Short exercise - From the entries below, copy out every line with "JSON" in it.

[Dataset records]

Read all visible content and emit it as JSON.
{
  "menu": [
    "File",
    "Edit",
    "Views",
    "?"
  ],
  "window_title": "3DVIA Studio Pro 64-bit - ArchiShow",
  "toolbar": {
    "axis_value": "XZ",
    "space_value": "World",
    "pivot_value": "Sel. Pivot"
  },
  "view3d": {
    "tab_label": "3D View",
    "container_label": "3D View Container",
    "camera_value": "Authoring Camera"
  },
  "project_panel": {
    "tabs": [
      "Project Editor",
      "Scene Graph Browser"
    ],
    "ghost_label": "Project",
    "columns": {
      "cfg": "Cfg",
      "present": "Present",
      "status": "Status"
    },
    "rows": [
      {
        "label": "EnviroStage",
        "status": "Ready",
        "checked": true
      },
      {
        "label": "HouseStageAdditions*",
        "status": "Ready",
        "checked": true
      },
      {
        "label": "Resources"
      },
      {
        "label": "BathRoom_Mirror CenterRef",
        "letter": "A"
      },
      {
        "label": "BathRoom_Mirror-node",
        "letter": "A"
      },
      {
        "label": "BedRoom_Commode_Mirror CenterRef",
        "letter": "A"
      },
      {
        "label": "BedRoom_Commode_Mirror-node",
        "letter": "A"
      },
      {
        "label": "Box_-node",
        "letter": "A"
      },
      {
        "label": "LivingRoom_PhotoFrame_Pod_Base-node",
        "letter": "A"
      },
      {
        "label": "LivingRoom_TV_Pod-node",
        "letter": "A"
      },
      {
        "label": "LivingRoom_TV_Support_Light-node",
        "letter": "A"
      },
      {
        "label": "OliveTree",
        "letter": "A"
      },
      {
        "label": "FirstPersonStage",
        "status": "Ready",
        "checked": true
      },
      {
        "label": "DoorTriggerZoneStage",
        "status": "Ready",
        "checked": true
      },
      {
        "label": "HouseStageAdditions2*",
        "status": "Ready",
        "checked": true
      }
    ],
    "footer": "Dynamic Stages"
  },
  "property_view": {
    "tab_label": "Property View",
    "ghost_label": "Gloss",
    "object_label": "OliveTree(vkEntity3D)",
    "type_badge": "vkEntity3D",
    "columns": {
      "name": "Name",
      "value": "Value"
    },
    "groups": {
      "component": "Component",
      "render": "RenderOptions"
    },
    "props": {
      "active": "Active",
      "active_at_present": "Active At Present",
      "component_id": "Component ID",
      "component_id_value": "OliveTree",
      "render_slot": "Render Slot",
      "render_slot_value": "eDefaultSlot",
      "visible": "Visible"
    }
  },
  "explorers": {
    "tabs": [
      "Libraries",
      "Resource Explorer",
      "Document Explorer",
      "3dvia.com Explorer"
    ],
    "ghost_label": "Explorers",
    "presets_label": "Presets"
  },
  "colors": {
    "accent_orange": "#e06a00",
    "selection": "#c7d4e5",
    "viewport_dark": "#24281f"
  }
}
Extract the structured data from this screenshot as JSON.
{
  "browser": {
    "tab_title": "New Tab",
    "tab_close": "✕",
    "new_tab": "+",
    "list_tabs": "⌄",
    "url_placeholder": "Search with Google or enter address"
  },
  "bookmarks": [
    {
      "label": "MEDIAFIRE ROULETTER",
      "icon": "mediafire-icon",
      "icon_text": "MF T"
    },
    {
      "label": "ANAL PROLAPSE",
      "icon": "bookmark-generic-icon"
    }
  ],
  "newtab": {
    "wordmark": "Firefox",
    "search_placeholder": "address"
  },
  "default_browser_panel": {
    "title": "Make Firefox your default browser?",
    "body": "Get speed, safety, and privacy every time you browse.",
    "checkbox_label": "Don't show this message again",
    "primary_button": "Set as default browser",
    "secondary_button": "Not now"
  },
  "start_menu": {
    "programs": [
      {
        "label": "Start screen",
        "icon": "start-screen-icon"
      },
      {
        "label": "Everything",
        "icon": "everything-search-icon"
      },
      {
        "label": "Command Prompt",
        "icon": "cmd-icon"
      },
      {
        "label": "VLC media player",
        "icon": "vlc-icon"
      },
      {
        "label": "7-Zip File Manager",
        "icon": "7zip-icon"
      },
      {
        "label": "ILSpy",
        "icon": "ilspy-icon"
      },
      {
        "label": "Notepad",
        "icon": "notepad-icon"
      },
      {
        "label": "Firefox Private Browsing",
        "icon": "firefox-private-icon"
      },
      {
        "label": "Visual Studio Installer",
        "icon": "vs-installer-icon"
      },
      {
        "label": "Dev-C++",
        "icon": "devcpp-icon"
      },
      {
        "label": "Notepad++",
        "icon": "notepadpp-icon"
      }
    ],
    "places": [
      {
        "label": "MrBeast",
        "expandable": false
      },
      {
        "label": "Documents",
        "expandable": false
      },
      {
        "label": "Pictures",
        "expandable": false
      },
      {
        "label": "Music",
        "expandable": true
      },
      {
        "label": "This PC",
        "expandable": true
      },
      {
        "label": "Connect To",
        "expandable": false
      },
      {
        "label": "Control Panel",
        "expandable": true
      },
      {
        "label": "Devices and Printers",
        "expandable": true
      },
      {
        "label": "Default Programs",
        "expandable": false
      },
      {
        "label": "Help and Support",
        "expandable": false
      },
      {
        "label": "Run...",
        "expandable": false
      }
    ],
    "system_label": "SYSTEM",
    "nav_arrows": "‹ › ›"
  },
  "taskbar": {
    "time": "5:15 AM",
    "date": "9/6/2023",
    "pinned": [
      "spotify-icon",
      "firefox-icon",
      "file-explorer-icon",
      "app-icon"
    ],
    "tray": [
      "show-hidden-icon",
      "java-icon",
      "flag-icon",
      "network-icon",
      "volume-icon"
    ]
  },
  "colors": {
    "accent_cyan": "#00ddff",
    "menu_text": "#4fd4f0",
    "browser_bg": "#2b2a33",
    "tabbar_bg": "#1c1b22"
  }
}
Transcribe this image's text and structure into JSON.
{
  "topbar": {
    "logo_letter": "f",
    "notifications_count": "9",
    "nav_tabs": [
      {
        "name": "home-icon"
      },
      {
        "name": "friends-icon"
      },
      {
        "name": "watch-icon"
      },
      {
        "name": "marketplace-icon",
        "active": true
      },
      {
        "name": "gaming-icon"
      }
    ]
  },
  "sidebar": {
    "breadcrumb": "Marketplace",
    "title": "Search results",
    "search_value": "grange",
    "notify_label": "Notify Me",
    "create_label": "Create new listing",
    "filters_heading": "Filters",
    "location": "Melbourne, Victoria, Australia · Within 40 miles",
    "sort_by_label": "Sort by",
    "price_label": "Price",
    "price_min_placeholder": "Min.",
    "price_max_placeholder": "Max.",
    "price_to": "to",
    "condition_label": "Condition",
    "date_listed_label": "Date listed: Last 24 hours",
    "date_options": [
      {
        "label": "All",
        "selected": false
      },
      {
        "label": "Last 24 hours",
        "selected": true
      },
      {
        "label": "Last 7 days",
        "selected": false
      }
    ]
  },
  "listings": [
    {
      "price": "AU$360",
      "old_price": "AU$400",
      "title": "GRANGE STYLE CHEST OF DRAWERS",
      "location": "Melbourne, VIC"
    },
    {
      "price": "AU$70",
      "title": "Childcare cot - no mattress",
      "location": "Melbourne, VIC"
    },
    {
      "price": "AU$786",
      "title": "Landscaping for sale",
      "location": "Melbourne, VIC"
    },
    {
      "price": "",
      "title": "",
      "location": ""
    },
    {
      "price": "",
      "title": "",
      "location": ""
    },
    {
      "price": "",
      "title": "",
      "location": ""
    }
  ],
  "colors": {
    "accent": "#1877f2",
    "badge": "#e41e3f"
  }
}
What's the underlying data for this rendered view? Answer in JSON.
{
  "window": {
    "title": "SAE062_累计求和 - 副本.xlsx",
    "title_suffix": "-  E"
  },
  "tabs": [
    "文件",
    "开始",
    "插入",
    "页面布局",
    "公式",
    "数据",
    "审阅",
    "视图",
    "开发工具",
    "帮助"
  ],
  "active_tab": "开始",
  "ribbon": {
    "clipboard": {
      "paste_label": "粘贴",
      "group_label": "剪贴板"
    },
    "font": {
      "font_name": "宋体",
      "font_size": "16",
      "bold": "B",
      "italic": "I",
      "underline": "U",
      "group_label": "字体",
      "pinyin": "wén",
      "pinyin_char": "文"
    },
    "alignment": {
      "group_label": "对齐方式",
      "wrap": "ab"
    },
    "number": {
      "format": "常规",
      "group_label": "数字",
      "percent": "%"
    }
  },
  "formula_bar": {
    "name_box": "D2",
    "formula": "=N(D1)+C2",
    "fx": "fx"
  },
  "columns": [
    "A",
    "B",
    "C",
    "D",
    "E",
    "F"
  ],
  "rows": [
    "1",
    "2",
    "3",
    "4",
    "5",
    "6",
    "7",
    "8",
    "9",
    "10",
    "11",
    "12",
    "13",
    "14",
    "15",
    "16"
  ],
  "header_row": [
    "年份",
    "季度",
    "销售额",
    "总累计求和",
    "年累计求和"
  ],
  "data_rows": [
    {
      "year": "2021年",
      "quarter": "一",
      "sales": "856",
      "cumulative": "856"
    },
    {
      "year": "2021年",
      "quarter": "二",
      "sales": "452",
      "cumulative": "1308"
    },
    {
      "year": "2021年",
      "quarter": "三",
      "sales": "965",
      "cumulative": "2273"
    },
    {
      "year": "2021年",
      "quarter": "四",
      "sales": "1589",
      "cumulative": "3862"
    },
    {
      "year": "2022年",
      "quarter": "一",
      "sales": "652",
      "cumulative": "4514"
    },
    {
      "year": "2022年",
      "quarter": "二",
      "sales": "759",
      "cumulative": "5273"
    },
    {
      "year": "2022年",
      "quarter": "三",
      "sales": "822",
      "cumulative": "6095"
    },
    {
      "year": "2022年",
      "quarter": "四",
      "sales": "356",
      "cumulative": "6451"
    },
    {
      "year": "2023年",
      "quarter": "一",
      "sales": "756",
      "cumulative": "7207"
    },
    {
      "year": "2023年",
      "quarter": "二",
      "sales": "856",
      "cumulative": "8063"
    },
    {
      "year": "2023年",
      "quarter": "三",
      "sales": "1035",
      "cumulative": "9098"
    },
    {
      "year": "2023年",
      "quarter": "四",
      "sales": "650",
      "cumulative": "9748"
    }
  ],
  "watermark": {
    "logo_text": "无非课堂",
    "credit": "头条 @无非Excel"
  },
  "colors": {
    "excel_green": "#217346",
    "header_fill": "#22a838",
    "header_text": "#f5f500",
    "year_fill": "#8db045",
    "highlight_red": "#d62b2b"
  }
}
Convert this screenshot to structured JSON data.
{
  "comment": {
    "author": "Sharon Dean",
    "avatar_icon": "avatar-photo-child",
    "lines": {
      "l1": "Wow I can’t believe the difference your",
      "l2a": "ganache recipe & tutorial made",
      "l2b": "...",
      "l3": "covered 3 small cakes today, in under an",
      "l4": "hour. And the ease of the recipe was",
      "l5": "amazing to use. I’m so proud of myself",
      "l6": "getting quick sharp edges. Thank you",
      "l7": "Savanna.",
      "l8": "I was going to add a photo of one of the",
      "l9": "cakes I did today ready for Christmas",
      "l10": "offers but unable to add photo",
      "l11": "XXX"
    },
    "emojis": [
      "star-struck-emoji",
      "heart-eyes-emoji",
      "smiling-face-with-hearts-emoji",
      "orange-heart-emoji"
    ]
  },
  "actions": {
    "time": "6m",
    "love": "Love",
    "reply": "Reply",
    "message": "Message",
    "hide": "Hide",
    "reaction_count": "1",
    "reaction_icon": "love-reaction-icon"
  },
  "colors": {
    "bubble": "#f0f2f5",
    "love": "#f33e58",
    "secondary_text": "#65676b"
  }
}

Reply -
Read all visible content and emit it as JSON.
Extract the structured data from this screenshot as JSON.
Transcribe this image's text and structure into JSON.
What's the underlying data for this rendered view? Answer in JSON.
Convert this screenshot to structured JSON data.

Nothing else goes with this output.